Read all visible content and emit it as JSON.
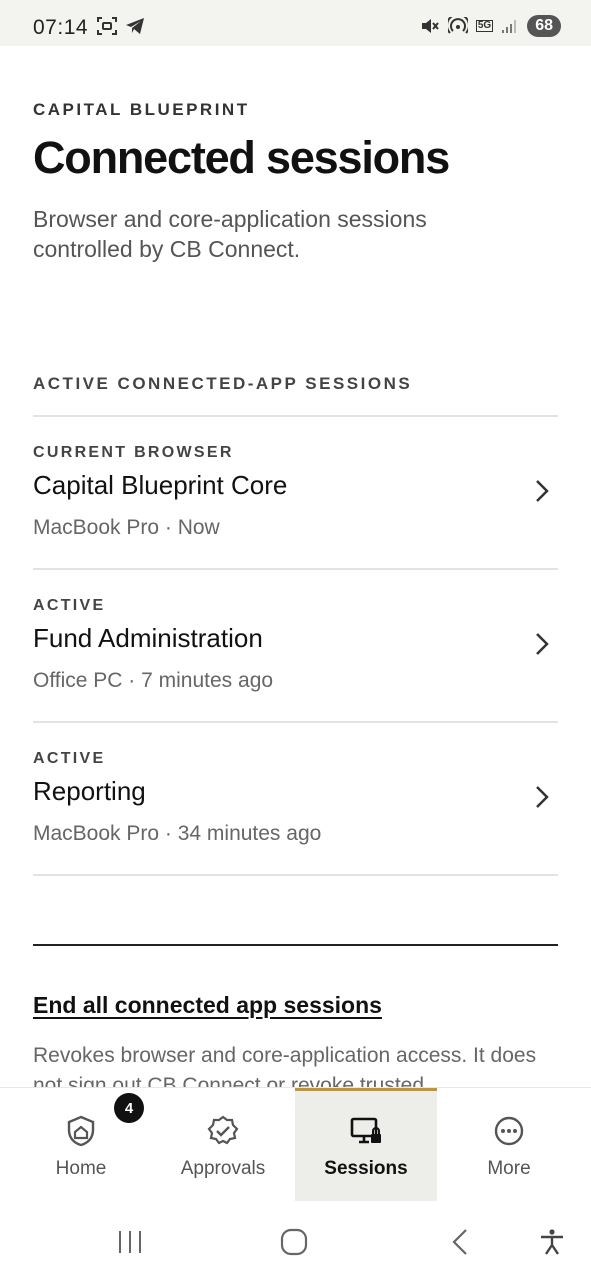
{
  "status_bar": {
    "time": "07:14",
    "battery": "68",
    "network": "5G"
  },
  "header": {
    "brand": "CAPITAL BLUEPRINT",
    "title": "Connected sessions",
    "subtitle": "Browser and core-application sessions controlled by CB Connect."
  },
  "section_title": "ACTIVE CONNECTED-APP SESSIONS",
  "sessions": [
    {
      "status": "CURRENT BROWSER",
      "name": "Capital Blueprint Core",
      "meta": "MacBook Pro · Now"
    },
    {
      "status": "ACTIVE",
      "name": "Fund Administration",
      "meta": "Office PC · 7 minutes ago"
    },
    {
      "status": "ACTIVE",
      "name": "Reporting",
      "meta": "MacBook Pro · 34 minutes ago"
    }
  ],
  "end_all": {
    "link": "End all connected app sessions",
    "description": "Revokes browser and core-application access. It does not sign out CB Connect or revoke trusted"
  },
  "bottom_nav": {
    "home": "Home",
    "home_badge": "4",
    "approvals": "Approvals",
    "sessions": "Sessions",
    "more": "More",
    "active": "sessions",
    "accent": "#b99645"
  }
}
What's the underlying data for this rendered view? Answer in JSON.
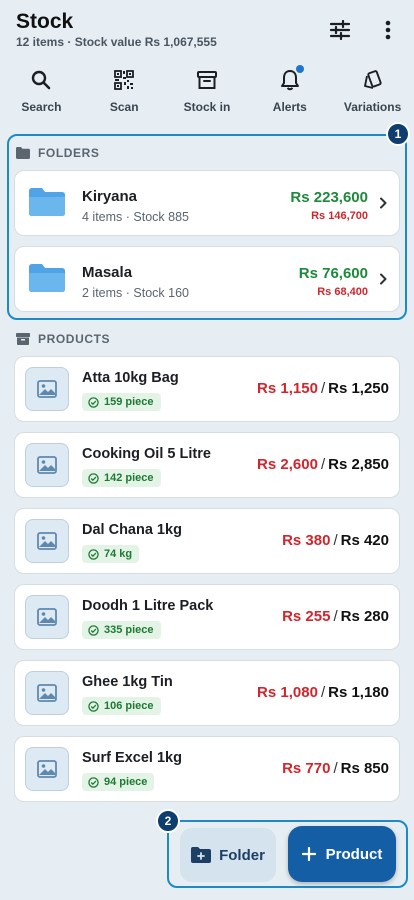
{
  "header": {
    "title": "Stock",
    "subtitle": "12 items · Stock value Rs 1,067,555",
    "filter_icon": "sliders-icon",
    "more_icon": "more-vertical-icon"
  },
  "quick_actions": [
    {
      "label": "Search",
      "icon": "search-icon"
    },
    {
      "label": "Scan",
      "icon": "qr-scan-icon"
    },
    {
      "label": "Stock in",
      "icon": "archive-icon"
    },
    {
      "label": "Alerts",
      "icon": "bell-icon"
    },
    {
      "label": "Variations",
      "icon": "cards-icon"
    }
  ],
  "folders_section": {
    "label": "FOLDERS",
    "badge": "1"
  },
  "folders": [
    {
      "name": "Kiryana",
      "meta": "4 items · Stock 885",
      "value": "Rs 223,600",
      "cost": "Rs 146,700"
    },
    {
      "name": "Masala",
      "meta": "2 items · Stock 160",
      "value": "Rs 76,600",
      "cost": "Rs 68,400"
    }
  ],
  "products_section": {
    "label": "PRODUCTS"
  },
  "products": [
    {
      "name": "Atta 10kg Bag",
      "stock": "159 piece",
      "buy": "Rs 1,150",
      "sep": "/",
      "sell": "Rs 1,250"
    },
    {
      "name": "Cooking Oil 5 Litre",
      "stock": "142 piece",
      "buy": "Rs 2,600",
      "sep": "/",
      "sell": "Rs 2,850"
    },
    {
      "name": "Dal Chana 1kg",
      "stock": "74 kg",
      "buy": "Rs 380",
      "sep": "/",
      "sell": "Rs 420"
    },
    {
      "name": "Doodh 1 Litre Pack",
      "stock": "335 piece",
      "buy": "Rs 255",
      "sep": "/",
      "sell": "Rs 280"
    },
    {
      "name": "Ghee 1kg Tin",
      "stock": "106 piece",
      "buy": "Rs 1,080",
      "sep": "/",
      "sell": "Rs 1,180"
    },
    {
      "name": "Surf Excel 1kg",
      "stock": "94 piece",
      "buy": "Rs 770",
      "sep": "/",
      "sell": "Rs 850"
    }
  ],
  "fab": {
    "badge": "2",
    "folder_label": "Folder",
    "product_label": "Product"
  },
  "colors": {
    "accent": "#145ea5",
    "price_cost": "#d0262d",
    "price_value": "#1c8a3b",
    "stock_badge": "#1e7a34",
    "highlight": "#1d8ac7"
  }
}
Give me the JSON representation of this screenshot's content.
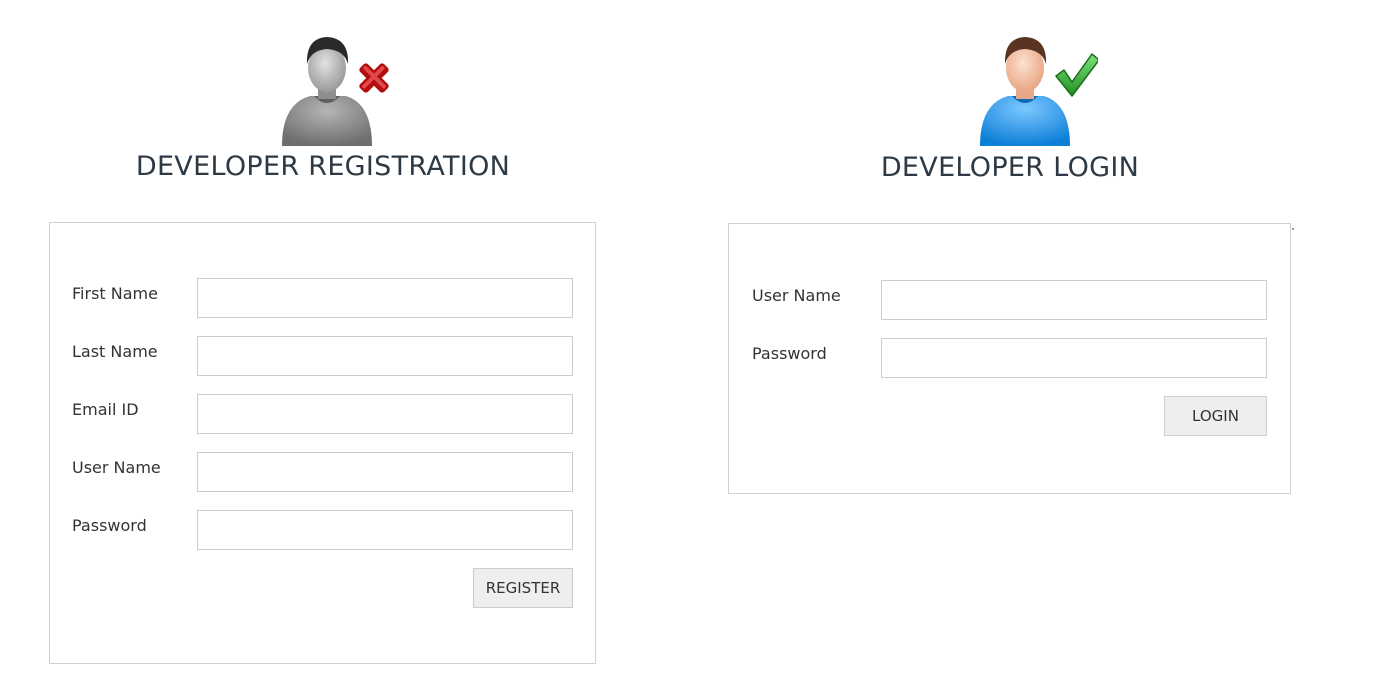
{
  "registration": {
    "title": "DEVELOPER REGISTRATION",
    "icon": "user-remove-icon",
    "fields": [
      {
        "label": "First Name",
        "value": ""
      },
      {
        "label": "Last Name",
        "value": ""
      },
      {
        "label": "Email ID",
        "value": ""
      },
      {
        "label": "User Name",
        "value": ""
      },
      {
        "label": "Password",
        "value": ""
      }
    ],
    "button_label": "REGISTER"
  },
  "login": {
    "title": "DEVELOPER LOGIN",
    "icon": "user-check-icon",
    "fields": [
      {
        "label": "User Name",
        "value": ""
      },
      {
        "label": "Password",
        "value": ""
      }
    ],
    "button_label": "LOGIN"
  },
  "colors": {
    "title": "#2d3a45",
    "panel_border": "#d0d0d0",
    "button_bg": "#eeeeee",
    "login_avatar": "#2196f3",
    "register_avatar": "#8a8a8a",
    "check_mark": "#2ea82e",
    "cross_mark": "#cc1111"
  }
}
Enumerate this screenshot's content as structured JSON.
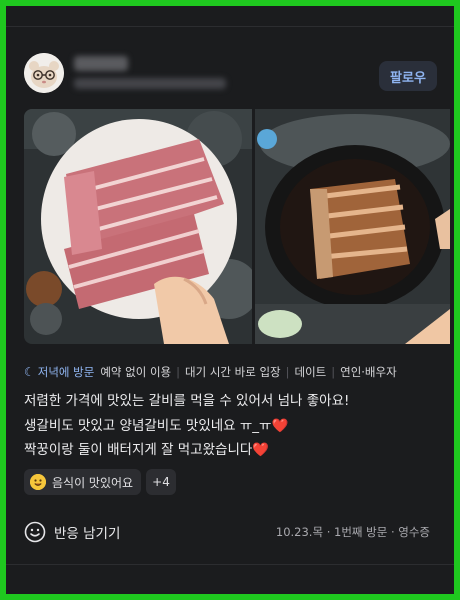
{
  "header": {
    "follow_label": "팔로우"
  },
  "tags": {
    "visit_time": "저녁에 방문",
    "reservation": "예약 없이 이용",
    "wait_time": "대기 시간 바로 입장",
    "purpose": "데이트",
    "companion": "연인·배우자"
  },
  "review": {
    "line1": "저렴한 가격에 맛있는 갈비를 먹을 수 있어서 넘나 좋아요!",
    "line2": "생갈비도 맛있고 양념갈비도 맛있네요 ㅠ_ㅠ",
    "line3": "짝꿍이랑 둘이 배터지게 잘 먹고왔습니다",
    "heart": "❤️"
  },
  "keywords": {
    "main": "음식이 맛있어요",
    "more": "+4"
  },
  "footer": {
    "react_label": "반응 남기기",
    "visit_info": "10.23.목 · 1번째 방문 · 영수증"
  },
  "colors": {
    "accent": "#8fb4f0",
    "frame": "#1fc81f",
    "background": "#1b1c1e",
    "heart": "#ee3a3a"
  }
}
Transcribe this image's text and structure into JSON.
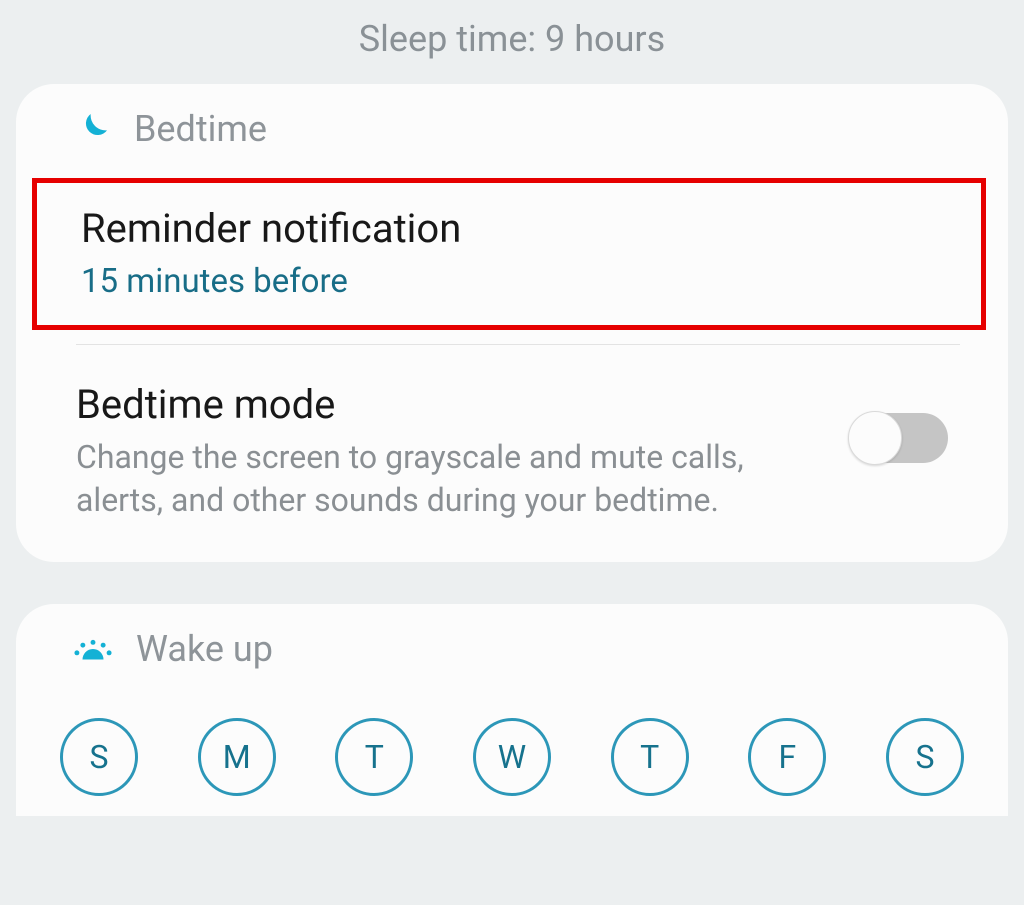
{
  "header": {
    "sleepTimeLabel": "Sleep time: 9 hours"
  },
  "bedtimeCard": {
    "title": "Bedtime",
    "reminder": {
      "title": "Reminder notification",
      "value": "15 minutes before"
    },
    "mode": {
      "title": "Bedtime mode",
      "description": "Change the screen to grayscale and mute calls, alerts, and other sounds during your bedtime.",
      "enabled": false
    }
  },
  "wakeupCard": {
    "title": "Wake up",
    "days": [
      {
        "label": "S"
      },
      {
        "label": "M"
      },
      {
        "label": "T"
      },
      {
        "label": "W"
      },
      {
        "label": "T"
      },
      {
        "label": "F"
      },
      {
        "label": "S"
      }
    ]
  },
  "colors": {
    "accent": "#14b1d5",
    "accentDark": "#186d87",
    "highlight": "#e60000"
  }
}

◆ **Your goal**
Write out exactly, and nothing more than, the lines of the entries above from the line containing "Enumerate this screenshot's" through the final line; omit any pictures.

◆ **Result of the task**
Enumerate this screenshot's content as structured JSON.
{
  "header": {
    "follow_label": "팔로우"
  },
  "tags": {
    "visit_time": "저녁에 방문",
    "reservation": "예약 없이 이용",
    "wait_time": "대기 시간 바로 입장",
    "purpose": "데이트",
    "companion": "연인·배우자"
  },
  "review": {
    "line1": "저렴한 가격에 맛있는 갈비를 먹을 수 있어서 넘나 좋아요!",
    "line2": "생갈비도 맛있고 양념갈비도 맛있네요 ㅠ_ㅠ",
    "line3": "짝꿍이랑 둘이 배터지게 잘 먹고왔습니다",
    "heart": "❤️"
  },
  "keywords": {
    "main": "음식이 맛있어요",
    "more": "+4"
  },
  "footer": {
    "react_label": "반응 남기기",
    "visit_info": "10.23.목 · 1번째 방문 · 영수증"
  },
  "colors": {
    "accent": "#8fb4f0",
    "frame": "#1fc81f",
    "background": "#1b1c1e",
    "heart": "#ee3a3a"
  }
}
Transcribe this image's text and structure into JSON.
{
  "header": {
    "sleepTimeLabel": "Sleep time: 9 hours"
  },
  "bedtimeCard": {
    "title": "Bedtime",
    "reminder": {
      "title": "Reminder notification",
      "value": "15 minutes before"
    },
    "mode": {
      "title": "Bedtime mode",
      "description": "Change the screen to grayscale and mute calls, alerts, and other sounds during your bedtime.",
      "enabled": false
    }
  },
  "wakeupCard": {
    "title": "Wake up",
    "days": [
      {
        "label": "S"
      },
      {
        "label": "M"
      },
      {
        "label": "T"
      },
      {
        "label": "W"
      },
      {
        "label": "T"
      },
      {
        "label": "F"
      },
      {
        "label": "S"
      }
    ]
  },
  "colors": {
    "accent": "#14b1d5",
    "accentDark": "#186d87",
    "highlight": "#e60000"
  }
}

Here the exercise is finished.